• Written exercise:
Exact repetition of every entry is required.

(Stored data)
----

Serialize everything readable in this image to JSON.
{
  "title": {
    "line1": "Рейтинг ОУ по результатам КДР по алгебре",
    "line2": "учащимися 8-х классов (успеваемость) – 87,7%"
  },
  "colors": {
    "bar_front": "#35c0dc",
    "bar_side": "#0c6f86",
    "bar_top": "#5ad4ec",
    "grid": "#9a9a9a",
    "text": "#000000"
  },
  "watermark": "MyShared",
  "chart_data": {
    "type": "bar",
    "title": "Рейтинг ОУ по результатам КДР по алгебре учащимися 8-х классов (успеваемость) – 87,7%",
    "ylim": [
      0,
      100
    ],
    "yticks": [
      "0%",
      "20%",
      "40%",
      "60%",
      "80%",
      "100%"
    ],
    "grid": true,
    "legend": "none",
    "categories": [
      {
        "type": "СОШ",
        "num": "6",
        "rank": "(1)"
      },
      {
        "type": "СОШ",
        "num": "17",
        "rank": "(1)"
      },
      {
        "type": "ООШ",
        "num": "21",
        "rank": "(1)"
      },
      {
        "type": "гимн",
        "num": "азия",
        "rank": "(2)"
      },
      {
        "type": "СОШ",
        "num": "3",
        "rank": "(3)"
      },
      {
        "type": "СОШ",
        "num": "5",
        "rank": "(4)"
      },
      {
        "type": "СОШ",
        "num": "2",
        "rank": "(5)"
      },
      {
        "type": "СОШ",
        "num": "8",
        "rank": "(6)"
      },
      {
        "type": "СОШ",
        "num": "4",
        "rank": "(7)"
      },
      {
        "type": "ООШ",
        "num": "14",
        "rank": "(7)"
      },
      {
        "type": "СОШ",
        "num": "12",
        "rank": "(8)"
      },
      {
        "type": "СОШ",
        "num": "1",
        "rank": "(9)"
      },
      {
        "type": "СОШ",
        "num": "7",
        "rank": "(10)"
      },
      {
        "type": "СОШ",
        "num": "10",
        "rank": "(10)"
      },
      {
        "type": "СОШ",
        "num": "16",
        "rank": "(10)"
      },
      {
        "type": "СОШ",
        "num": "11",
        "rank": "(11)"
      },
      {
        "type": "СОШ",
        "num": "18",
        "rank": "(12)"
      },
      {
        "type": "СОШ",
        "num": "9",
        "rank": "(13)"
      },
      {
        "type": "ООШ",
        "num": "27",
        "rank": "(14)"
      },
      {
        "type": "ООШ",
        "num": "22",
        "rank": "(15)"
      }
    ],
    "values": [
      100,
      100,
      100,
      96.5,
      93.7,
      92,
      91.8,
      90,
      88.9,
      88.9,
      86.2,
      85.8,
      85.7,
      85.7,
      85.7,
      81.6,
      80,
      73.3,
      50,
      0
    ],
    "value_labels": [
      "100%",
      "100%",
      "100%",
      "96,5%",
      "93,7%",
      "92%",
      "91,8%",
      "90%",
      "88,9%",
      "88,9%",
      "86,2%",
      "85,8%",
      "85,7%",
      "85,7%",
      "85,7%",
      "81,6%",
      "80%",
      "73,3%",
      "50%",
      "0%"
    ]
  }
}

----

• Problem solution:
Serialize everything readable in this image to JSON.
{
  "title": {
    "line1": "Рейтинг ОУ по результатам КДР по алгебре",
    "line2": "учащимися 8-х классов (успеваемость) – 87,7%"
  },
  "colors": {
    "bar_front": "#35c0dc",
    "bar_side": "#0c6f86",
    "bar_top": "#5ad4ec",
    "grid": "#9a9a9a",
    "text": "#000000"
  },
  "watermark": "MyShared",
  "chart_data": {
    "type": "bar",
    "title": "Рейтинг ОУ по результатам КДР по алгебре учащимися 8-х классов (успеваемость) – 87,7%",
    "ylim": [
      0,
      100
    ],
    "yticks": [
      "0%",
      "20%",
      "40%",
      "60%",
      "80%",
      "100%"
    ],
    "grid": true,
    "legend": "none",
    "categories": [
      {
        "type": "СОШ",
        "num": "6",
        "rank": "(1)"
      },
      {
        "type": "СОШ",
        "num": "17",
        "rank": "(1)"
      },
      {
        "type": "ООШ",
        "num": "21",
        "rank": "(1)"
      },
      {
        "type": "гимн",
        "num": "азия",
        "rank": "(2)"
      },
      {
        "type": "СОШ",
        "num": "3",
        "rank": "(3)"
      },
      {
        "type": "СОШ",
        "num": "5",
        "rank": "(4)"
      },
      {
        "type": "СОШ",
        "num": "2",
        "rank": "(5)"
      },
      {
        "type": "СОШ",
        "num": "8",
        "rank": "(6)"
      },
      {
        "type": "СОШ",
        "num": "4",
        "rank": "(7)"
      },
      {
        "type": "ООШ",
        "num": "14",
        "rank": "(7)"
      },
      {
        "type": "СОШ",
        "num": "12",
        "rank": "(8)"
      },
      {
        "type": "СОШ",
        "num": "1",
        "rank": "(9)"
      },
      {
        "type": "СОШ",
        "num": "7",
        "rank": "(10)"
      },
      {
        "type": "СОШ",
        "num": "10",
        "rank": "(10)"
      },
      {
        "type": "СОШ",
        "num": "16",
        "rank": "(10)"
      },
      {
        "type": "СОШ",
        "num": "11",
        "rank": "(11)"
      },
      {
        "type": "СОШ",
        "num": "18",
        "rank": "(12)"
      },
      {
        "type": "СОШ",
        "num": "9",
        "rank": "(13)"
      },
      {
        "type": "ООШ",
        "num": "27",
        "rank": "(14)"
      },
      {
        "type": "ООШ",
        "num": "22",
        "rank": "(15)"
      }
    ],
    "values": [
      100,
      100,
      100,
      96.5,
      93.7,
      92,
      91.8,
      90,
      88.9,
      88.9,
      86.2,
      85.8,
      85.7,
      85.7,
      85.7,
      81.6,
      80,
      73.3,
      50,
      0
    ],
    "value_labels": [
      "100%",
      "100%",
      "100%",
      "96,5%",
      "93,7%",
      "92%",
      "91,8%",
      "90%",
      "88,9%",
      "88,9%",
      "86,2%",
      "85,8%",
      "85,7%",
      "85,7%",
      "85,7%",
      "81,6%",
      "80%",
      "73,3%",
      "50%",
      "0%"
    ]
  }
}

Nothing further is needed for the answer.